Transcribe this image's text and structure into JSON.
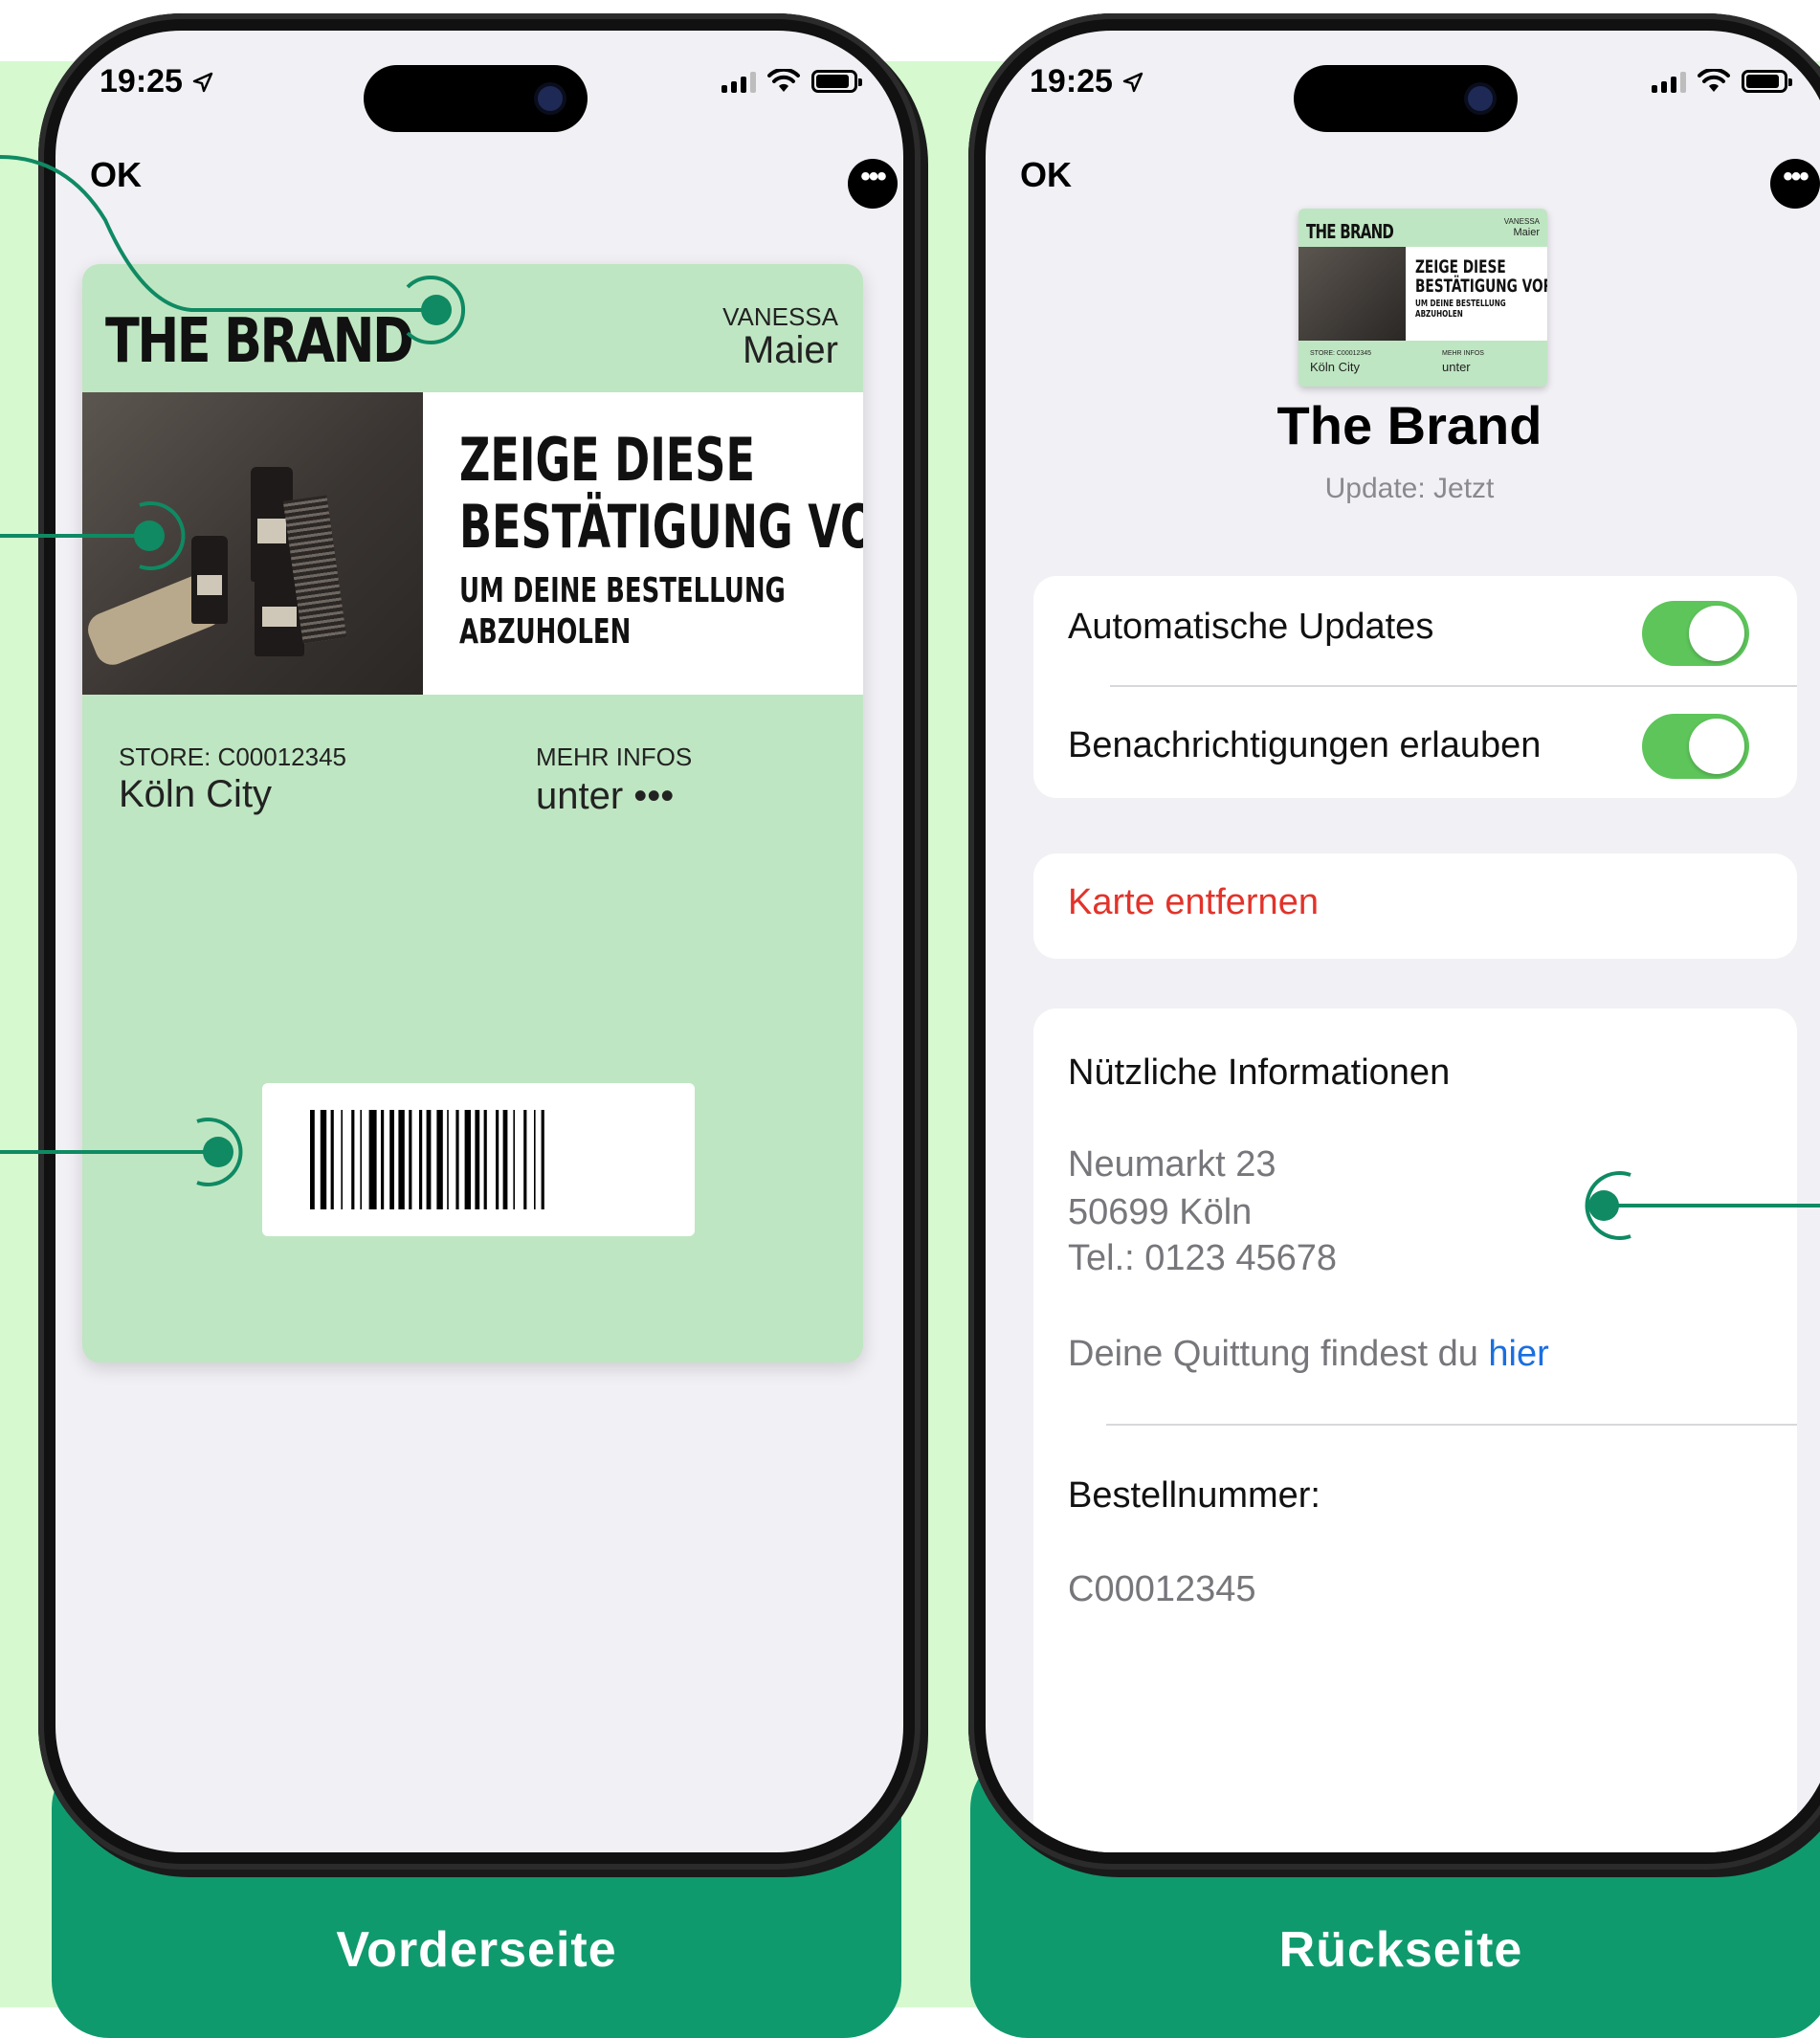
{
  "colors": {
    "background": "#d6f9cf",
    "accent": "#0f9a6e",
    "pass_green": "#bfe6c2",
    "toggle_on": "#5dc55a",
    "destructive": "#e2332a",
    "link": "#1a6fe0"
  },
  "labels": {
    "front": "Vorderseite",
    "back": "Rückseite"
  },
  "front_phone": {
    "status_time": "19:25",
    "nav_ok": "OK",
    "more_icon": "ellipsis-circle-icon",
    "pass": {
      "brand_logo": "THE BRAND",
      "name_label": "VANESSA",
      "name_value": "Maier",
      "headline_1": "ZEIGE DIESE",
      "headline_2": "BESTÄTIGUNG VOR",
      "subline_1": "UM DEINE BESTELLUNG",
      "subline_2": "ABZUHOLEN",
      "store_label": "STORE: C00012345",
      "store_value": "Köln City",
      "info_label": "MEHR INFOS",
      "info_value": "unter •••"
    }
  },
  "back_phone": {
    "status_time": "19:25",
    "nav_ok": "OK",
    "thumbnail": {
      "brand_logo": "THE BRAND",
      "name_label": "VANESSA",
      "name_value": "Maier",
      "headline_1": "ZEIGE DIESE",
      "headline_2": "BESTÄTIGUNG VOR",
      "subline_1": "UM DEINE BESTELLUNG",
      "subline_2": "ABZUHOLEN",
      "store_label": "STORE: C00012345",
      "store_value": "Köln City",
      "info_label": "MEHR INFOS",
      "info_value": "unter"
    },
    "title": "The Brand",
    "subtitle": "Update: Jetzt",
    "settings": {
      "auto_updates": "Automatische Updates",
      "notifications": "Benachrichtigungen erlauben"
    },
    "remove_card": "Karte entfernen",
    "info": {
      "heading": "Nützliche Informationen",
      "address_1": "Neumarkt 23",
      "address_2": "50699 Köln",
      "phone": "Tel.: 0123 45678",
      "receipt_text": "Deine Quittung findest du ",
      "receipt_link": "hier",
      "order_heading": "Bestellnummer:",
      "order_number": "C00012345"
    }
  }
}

...

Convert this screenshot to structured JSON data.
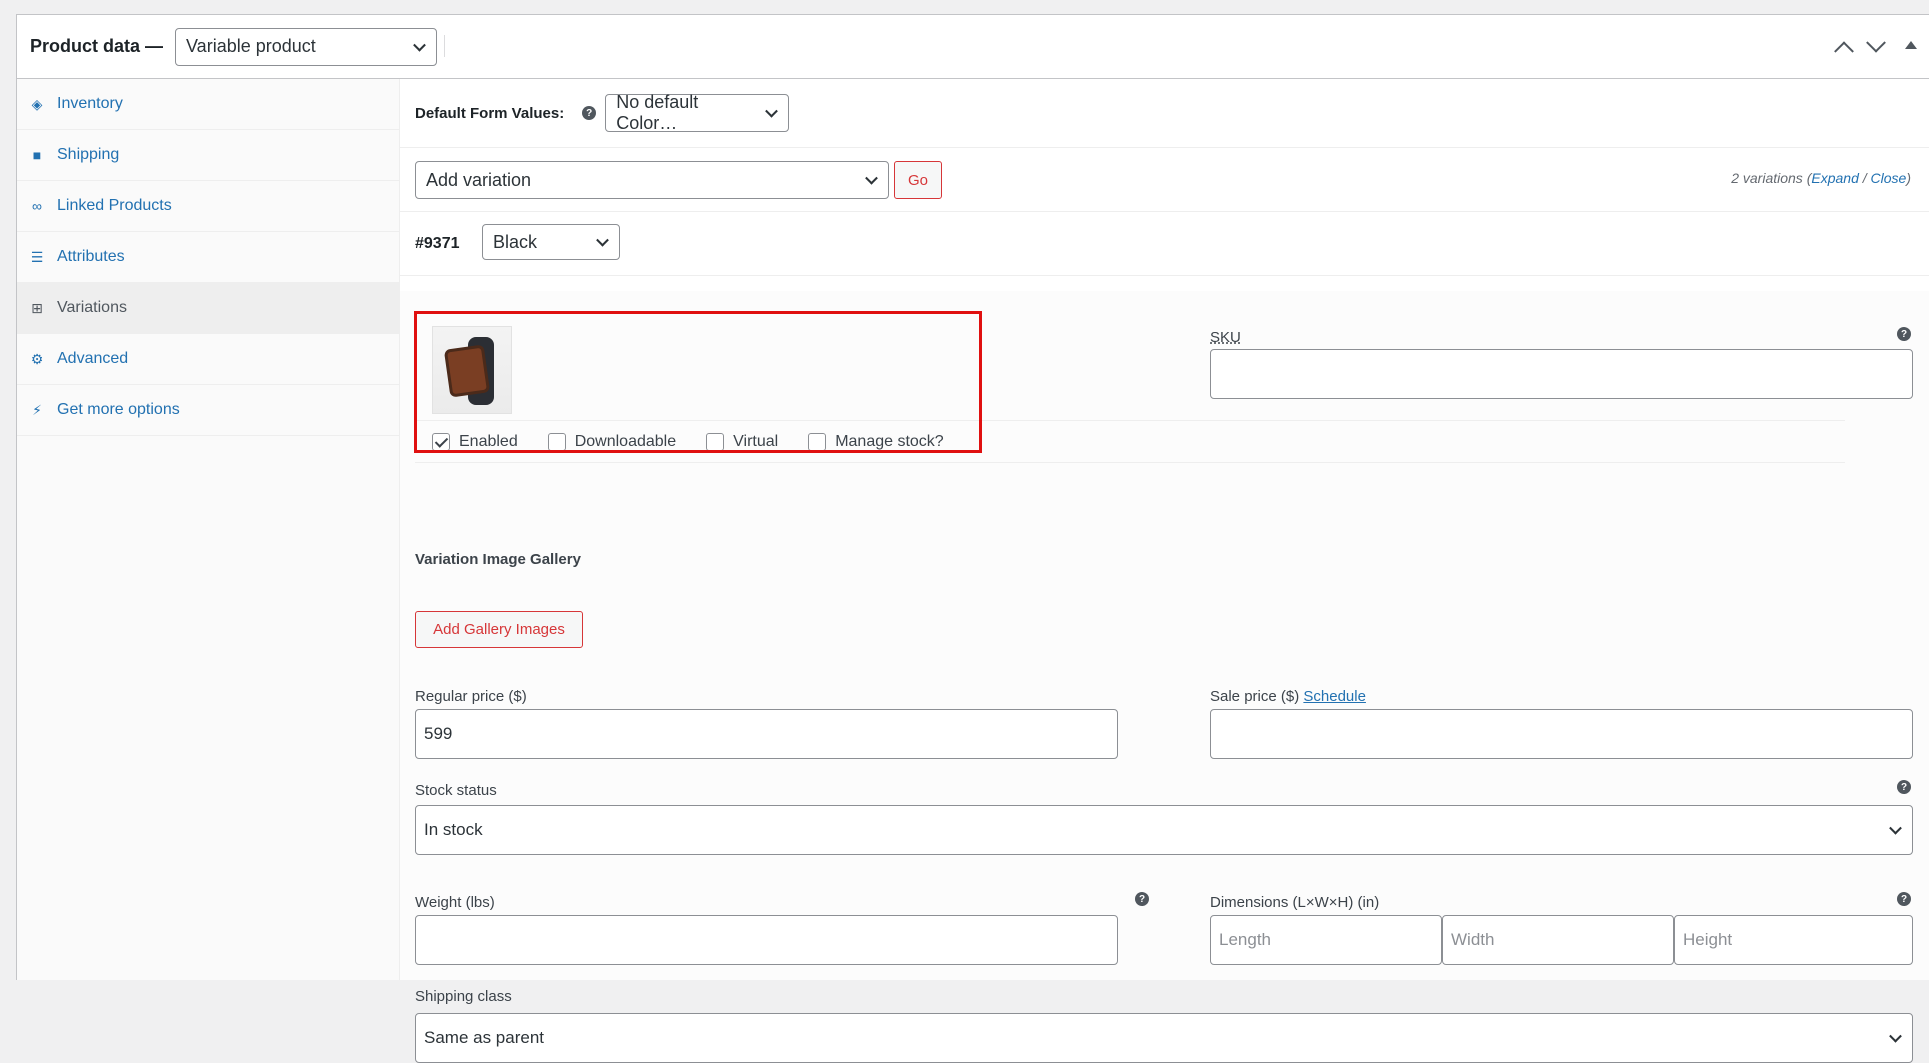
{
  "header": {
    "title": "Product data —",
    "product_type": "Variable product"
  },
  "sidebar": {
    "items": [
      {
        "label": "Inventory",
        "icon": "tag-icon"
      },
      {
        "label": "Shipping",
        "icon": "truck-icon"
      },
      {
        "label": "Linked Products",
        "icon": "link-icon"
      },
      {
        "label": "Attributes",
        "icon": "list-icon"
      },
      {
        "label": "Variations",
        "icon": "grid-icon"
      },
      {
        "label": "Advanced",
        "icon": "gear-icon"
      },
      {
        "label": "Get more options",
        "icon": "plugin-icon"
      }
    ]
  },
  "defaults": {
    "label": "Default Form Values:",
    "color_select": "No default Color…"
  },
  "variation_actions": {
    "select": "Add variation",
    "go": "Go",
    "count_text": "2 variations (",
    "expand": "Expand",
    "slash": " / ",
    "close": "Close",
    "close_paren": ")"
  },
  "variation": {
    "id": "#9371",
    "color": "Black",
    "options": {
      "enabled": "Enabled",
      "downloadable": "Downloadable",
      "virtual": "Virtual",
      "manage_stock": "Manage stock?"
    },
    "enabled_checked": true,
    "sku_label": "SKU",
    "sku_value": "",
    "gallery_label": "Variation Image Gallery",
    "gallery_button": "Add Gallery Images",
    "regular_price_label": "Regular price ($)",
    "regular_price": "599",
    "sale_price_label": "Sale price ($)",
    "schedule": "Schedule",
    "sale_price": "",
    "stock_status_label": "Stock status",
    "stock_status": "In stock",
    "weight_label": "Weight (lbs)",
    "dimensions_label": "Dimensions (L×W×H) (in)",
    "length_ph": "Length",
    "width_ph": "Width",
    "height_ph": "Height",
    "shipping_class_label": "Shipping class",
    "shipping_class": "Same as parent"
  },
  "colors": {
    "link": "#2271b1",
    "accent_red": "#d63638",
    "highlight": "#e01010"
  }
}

---

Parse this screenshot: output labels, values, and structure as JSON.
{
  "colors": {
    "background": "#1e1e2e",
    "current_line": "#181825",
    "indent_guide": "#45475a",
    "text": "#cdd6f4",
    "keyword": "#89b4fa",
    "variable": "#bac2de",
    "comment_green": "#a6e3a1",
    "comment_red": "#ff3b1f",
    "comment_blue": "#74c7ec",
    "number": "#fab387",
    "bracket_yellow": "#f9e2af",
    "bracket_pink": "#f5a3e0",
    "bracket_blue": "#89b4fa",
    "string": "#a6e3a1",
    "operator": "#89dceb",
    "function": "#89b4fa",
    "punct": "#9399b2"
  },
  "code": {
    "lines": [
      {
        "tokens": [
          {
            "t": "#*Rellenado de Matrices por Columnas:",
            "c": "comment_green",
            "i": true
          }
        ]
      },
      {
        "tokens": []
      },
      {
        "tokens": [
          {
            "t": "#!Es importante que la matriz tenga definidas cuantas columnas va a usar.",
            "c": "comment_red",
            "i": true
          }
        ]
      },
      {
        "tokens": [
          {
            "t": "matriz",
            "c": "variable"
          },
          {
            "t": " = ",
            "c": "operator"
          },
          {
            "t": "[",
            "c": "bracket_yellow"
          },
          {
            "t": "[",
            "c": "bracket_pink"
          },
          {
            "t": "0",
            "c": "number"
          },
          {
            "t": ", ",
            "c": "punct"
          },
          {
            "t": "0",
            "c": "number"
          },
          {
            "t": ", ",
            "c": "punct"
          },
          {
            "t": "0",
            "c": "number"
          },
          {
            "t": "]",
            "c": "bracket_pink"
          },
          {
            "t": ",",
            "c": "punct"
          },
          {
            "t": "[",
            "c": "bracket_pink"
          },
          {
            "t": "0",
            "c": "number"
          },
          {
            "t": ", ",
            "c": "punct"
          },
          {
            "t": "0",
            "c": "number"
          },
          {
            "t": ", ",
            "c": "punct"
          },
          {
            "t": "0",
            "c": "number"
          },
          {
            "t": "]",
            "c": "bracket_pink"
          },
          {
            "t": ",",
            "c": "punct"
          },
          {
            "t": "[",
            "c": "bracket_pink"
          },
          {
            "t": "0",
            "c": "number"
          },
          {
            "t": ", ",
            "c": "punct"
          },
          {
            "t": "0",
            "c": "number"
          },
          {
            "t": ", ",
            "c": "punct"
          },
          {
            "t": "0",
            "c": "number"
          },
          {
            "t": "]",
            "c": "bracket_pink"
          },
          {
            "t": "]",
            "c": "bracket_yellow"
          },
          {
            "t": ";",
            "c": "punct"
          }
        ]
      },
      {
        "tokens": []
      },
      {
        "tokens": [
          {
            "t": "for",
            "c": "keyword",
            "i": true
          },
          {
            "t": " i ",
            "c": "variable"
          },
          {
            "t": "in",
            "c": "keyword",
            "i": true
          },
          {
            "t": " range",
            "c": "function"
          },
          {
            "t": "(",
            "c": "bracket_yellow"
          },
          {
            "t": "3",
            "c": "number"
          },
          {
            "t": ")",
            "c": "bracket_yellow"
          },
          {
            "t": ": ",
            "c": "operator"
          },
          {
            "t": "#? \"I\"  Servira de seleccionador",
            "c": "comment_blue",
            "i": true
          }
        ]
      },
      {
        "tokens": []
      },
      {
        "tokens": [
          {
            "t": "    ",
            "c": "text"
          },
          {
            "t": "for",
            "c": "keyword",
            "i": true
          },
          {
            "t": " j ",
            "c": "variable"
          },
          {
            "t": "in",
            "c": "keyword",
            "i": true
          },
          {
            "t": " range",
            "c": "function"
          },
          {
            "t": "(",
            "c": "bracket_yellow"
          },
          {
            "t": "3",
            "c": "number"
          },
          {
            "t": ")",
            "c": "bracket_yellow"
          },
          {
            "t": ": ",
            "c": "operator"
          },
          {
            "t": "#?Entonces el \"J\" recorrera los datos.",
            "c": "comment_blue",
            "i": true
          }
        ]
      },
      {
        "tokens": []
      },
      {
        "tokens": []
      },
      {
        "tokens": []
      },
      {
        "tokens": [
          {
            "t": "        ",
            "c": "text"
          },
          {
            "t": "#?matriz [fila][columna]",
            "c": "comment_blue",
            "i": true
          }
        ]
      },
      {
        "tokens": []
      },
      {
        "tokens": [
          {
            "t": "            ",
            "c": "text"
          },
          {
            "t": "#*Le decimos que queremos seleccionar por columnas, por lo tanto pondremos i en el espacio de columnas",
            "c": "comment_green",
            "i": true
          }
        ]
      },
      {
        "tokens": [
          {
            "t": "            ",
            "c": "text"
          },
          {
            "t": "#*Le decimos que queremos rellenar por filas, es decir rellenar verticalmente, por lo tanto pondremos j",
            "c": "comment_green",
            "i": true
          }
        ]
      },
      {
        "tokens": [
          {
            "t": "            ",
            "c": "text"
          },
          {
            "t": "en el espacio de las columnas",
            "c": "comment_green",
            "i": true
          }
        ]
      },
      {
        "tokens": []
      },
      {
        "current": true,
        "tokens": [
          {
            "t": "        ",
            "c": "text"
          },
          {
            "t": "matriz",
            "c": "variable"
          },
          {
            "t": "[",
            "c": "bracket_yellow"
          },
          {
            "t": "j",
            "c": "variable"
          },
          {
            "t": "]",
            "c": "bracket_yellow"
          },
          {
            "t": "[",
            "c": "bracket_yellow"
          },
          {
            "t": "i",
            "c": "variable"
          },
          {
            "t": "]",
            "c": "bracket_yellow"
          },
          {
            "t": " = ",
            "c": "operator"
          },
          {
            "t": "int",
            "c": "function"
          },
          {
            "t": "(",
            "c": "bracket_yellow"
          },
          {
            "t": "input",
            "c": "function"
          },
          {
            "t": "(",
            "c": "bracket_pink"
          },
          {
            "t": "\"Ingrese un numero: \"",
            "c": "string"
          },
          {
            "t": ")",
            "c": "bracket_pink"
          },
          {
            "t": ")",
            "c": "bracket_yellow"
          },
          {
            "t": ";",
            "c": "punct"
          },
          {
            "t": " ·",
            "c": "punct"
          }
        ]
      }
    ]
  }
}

■ Problem details:
Search the entries for the word "screenshot" and copy every line that has it.

■ Full response:
Convert this screenshot to structured JSON data.
Parse this screenshot: output labels, values, and structure as JSON.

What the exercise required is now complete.